Direction. Nothing but the lines from the one with "Enumerate this screenshot's" to the final line should be returned, each exactly as it appears.

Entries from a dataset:
..........

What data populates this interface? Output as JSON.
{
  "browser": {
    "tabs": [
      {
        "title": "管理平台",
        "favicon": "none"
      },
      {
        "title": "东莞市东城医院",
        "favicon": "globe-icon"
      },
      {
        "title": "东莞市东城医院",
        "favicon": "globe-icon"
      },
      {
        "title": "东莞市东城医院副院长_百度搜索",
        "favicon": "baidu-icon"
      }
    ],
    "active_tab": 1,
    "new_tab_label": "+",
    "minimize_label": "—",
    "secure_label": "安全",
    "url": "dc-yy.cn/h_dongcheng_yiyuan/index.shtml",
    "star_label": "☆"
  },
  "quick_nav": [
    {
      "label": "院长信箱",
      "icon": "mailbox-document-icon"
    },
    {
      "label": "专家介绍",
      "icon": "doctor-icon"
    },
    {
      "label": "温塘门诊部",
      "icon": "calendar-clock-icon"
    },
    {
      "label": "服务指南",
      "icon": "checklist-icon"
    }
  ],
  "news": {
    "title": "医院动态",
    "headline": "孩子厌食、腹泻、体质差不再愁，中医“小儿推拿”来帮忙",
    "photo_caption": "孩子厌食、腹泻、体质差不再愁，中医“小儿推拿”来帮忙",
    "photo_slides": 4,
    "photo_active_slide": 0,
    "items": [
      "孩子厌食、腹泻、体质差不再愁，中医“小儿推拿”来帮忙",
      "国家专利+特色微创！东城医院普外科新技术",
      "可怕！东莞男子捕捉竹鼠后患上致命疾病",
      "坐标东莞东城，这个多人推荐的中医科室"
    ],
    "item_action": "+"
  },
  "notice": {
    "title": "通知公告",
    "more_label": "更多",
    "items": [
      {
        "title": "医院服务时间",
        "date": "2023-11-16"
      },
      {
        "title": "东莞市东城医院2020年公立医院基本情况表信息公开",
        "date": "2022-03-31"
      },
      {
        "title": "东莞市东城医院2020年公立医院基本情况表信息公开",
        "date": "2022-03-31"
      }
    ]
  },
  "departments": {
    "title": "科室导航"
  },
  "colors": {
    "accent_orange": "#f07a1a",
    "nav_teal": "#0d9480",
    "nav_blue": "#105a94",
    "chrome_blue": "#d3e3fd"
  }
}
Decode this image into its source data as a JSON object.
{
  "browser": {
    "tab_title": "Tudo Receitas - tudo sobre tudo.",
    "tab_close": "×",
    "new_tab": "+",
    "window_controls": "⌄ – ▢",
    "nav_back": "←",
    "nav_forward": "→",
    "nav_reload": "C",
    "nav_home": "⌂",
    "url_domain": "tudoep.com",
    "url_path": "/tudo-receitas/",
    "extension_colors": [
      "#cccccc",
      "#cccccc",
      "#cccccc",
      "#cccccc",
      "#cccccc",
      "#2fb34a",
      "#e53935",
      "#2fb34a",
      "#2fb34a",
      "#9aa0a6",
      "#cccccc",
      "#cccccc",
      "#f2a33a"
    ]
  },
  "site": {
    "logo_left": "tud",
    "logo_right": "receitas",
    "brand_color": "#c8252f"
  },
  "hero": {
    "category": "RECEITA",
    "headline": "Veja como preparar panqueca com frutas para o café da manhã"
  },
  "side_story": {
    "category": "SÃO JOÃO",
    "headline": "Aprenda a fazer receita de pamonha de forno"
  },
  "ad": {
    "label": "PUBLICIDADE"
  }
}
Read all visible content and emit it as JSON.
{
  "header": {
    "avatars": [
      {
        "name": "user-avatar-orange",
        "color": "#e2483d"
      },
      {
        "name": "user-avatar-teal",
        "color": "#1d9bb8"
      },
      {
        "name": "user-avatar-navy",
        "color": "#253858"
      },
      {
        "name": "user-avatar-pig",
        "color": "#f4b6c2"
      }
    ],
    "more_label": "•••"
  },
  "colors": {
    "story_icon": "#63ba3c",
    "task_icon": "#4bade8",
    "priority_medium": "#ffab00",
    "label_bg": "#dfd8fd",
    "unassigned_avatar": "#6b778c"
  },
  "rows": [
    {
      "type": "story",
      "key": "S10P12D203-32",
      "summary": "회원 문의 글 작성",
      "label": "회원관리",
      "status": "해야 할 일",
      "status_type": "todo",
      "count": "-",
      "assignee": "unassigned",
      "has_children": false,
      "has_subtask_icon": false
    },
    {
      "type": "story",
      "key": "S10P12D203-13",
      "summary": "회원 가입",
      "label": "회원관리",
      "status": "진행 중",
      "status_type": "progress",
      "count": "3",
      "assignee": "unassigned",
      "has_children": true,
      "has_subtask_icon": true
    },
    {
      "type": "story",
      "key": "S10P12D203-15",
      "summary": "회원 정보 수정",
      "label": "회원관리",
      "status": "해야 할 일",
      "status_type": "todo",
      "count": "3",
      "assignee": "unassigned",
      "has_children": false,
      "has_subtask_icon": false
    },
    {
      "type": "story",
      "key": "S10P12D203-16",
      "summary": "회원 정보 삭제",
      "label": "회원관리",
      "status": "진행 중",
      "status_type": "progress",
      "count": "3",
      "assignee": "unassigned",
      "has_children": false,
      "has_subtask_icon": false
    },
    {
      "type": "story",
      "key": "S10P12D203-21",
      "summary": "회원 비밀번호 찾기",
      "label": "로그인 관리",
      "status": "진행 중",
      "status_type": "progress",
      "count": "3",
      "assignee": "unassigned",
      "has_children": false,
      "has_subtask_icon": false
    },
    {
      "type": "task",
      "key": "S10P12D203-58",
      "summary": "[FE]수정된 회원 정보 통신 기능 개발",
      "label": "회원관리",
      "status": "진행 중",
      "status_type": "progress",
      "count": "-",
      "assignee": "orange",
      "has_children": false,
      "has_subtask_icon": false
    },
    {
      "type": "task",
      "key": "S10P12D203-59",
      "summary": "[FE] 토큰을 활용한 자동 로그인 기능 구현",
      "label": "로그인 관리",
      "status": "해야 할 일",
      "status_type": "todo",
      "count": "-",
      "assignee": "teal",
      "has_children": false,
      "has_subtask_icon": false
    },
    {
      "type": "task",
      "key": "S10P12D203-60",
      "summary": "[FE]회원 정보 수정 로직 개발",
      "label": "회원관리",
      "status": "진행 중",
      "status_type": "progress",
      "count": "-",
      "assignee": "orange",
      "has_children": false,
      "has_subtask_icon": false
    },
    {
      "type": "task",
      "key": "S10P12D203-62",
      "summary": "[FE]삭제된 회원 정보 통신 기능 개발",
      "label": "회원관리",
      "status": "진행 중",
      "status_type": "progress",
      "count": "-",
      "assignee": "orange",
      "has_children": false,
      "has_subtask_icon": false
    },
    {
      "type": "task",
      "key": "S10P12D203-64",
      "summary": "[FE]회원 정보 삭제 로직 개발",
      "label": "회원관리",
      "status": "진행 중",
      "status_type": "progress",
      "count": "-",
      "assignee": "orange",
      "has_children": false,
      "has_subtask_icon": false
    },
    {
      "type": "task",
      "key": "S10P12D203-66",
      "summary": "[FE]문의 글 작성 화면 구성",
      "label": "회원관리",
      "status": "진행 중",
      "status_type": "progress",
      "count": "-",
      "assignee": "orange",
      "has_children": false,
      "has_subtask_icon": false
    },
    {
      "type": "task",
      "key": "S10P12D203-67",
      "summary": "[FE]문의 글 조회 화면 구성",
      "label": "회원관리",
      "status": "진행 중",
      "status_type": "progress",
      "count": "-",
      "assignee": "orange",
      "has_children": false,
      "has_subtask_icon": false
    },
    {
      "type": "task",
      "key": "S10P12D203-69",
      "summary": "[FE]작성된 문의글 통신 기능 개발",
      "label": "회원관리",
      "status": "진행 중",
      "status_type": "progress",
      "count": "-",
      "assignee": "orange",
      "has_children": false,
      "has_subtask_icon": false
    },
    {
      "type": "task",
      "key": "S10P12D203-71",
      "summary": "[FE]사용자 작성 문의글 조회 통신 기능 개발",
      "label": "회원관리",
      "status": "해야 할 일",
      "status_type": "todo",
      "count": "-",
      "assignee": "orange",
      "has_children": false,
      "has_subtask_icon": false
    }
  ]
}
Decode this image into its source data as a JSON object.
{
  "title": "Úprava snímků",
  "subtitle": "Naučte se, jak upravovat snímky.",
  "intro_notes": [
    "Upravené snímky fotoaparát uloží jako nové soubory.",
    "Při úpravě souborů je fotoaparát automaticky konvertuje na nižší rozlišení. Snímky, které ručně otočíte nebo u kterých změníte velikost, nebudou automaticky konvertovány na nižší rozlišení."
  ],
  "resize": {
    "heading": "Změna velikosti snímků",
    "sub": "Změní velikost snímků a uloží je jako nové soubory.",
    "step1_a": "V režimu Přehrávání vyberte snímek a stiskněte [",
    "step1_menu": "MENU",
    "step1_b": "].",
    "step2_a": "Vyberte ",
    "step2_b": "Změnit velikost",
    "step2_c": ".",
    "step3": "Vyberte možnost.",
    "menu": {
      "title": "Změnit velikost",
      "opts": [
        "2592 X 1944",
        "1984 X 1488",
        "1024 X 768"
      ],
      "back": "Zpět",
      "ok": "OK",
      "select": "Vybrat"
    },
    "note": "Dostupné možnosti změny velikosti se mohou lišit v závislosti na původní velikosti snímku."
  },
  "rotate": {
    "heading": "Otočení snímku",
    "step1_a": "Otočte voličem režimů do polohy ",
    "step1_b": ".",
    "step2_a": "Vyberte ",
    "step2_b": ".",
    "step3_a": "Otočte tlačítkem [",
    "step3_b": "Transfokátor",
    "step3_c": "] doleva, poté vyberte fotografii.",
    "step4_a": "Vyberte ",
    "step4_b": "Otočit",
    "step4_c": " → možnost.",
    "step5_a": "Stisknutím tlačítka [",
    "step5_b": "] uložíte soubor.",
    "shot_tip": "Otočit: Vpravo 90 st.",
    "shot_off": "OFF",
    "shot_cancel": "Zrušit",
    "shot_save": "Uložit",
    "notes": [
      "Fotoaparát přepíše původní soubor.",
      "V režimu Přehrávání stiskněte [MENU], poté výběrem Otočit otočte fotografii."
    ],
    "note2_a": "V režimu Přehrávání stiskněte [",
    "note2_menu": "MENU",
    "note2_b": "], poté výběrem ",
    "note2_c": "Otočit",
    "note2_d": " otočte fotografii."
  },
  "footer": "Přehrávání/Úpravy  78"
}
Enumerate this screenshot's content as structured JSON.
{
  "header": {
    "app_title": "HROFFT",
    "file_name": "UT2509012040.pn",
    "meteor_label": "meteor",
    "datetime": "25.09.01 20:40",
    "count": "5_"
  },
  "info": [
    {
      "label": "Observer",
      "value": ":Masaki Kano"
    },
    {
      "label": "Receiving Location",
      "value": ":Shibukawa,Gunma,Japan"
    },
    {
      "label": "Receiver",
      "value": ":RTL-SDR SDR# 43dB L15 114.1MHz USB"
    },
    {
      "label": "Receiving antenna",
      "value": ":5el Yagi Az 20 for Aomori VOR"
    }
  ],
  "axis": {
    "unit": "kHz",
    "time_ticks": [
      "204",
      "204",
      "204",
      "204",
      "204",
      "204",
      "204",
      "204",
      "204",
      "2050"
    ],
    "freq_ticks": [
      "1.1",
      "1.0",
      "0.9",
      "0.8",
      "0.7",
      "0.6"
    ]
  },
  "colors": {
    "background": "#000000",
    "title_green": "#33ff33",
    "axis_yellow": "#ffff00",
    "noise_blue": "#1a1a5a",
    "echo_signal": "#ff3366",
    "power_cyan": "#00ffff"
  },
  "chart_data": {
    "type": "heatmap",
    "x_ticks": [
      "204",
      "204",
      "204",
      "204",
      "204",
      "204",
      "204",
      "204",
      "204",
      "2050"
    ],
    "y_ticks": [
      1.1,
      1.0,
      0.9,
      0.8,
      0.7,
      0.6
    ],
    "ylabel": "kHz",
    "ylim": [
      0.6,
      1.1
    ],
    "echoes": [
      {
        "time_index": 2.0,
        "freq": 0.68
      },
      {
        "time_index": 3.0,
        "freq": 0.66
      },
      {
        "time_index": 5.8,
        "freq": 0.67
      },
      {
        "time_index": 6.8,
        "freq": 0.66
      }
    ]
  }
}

..........

Solved problem.
Enumerate this screenshot's content as structured JSON.
{
  "header": {
    "app_title": "HROFFT",
    "file_name": "UT2509012040.pn",
    "meteor_label": "meteor",
    "datetime": "25.09.01 20:40",
    "count": "5_"
  },
  "info": [
    {
      "label": "Observer",
      "value": ":Masaki Kano"
    },
    {
      "label": "Receiving Location",
      "value": ":Shibukawa,Gunma,Japan"
    },
    {
      "label": "Receiver",
      "value": ":RTL-SDR SDR# 43dB L15 114.1MHz USB"
    },
    {
      "label": "Receiving antenna",
      "value": ":5el Yagi Az 20 for Aomori VOR"
    }
  ],
  "axis": {
    "unit": "kHz",
    "time_ticks": [
      "204",
      "204",
      "204",
      "204",
      "204",
      "204",
      "204",
      "204",
      "204",
      "2050"
    ],
    "freq_ticks": [
      "1.1",
      "1.0",
      "0.9",
      "0.8",
      "0.7",
      "0.6"
    ]
  },
  "colors": {
    "background": "#000000",
    "title_green": "#33ff33",
    "axis_yellow": "#ffff00",
    "noise_blue": "#1a1a5a",
    "echo_signal": "#ff3366",
    "power_cyan": "#00ffff"
  },
  "chart_data": {
    "type": "heatmap",
    "x_ticks": [
      "204",
      "204",
      "204",
      "204",
      "204",
      "204",
      "204",
      "204",
      "204",
      "2050"
    ],
    "y_ticks": [
      1.1,
      1.0,
      0.9,
      0.8,
      0.7,
      0.6
    ],
    "ylabel": "kHz",
    "ylim": [
      0.6,
      1.1
    ],
    "echoes": [
      {
        "time_index": 2.0,
        "freq": 0.68
      },
      {
        "time_index": 3.0,
        "freq": 0.66
      },
      {
        "time_index": 5.8,
        "freq": 0.67
      },
      {
        "time_index": 6.8,
        "freq": 0.66
      }
    ]
  }
}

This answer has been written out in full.